- _WHAT YOU WILL DO_:
Reproduce every entry that follows word for word, but omit the images.

- _GIVEN RECORDS_:

------------

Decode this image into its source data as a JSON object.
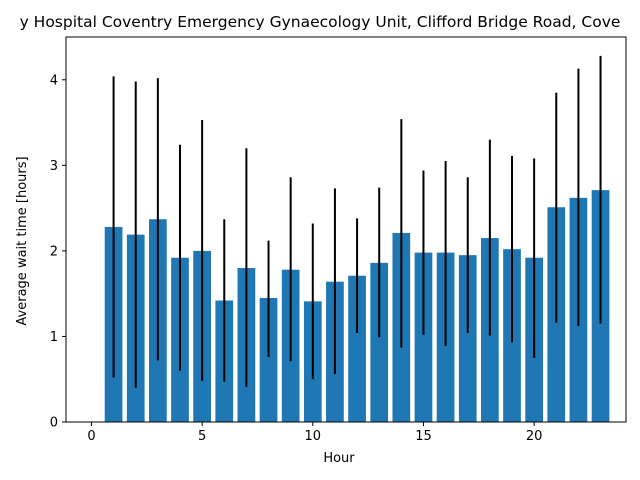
{
  "chart_data": {
    "type": "bar",
    "title": "y Hospital Coventry Emergency Gynaecology Unit, Clifford Bridge Road, Cove",
    "xlabel": "Hour",
    "ylabel": "Average wait time [hours]",
    "xlim": [
      -1.15,
      24.15
    ],
    "ylim": [
      0,
      4.5
    ],
    "xticks": [
      0,
      5,
      10,
      15,
      20
    ],
    "yticks": [
      0,
      1,
      2,
      3,
      4
    ],
    "grid": false,
    "bar_color": "#1f77b4",
    "error_color": "#000000",
    "x": [
      1,
      2,
      3,
      4,
      5,
      6,
      7,
      8,
      9,
      10,
      11,
      12,
      13,
      14,
      15,
      16,
      17,
      18,
      19,
      20,
      21,
      22,
      23
    ],
    "values": [
      2.28,
      2.19,
      2.37,
      1.92,
      2.0,
      1.42,
      1.8,
      1.45,
      1.78,
      1.41,
      1.64,
      1.71,
      1.86,
      2.21,
      1.98,
      1.98,
      1.95,
      2.15,
      2.02,
      1.92,
      2.51,
      2.62,
      2.71
    ],
    "error_low": [
      0.52,
      0.4,
      0.72,
      0.6,
      0.48,
      0.47,
      0.41,
      0.76,
      0.71,
      0.5,
      0.56,
      1.04,
      0.99,
      0.87,
      1.02,
      0.89,
      1.04,
      1.01,
      0.93,
      0.75,
      1.16,
      1.12,
      1.15
    ],
    "error_high": [
      4.04,
      3.98,
      4.02,
      3.24,
      3.53,
      2.37,
      3.2,
      2.12,
      2.86,
      2.32,
      2.73,
      2.38,
      2.74,
      3.54,
      2.94,
      3.05,
      2.86,
      3.3,
      3.11,
      3.08,
      3.85,
      4.13,
      4.28
    ]
  }
}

------------

- _COMPLETE ANSWER_:
Decode this image into its source data as a JSON object.
{
  "chart_data": {
    "type": "bar",
    "title": "y Hospital Coventry Emergency Gynaecology Unit, Clifford Bridge Road, Cove",
    "xlabel": "Hour",
    "ylabel": "Average wait time [hours]",
    "xlim": [
      -1.15,
      24.15
    ],
    "ylim": [
      0,
      4.5
    ],
    "xticks": [
      0,
      5,
      10,
      15,
      20
    ],
    "yticks": [
      0,
      1,
      2,
      3,
      4
    ],
    "grid": false,
    "bar_color": "#1f77b4",
    "error_color": "#000000",
    "x": [
      1,
      2,
      3,
      4,
      5,
      6,
      7,
      8,
      9,
      10,
      11,
      12,
      13,
      14,
      15,
      16,
      17,
      18,
      19,
      20,
      21,
      22,
      23
    ],
    "values": [
      2.28,
      2.19,
      2.37,
      1.92,
      2.0,
      1.42,
      1.8,
      1.45,
      1.78,
      1.41,
      1.64,
      1.71,
      1.86,
      2.21,
      1.98,
      1.98,
      1.95,
      2.15,
      2.02,
      1.92,
      2.51,
      2.62,
      2.71
    ],
    "error_low": [
      0.52,
      0.4,
      0.72,
      0.6,
      0.48,
      0.47,
      0.41,
      0.76,
      0.71,
      0.5,
      0.56,
      1.04,
      0.99,
      0.87,
      1.02,
      0.89,
      1.04,
      1.01,
      0.93,
      0.75,
      1.16,
      1.12,
      1.15
    ],
    "error_high": [
      4.04,
      3.98,
      4.02,
      3.24,
      3.53,
      2.37,
      3.2,
      2.12,
      2.86,
      2.32,
      2.73,
      2.38,
      2.74,
      3.54,
      2.94,
      3.05,
      2.86,
      3.3,
      3.11,
      3.08,
      3.85,
      4.13,
      4.28
    ]
  }
}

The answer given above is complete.